§ **EXERCISE INPUT**:
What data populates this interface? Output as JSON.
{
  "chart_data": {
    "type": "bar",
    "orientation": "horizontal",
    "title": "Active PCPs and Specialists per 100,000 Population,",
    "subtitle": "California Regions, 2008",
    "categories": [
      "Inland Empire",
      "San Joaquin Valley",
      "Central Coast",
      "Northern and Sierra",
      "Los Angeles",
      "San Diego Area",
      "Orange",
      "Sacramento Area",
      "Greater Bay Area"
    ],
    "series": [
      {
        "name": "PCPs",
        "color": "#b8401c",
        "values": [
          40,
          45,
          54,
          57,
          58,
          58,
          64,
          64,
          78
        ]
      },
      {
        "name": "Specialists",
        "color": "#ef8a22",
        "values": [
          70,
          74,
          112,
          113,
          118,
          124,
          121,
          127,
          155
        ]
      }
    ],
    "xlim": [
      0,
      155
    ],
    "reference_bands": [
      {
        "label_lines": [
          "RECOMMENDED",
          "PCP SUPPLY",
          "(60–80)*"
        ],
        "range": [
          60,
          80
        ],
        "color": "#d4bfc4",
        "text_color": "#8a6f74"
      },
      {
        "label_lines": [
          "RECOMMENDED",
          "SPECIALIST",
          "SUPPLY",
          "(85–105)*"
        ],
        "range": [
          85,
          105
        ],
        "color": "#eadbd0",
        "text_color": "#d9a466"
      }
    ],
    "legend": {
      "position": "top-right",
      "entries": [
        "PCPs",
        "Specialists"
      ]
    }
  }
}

§ **INSTRUCTION**:
Locate the lines above that contain "PCPs" and copy them.

§ **REPLY TO THE EXERCISE**:
    "title": "Active PCPs and Specialists per 100,000 Population,",
        "name": "PCPs",
        "PCPs",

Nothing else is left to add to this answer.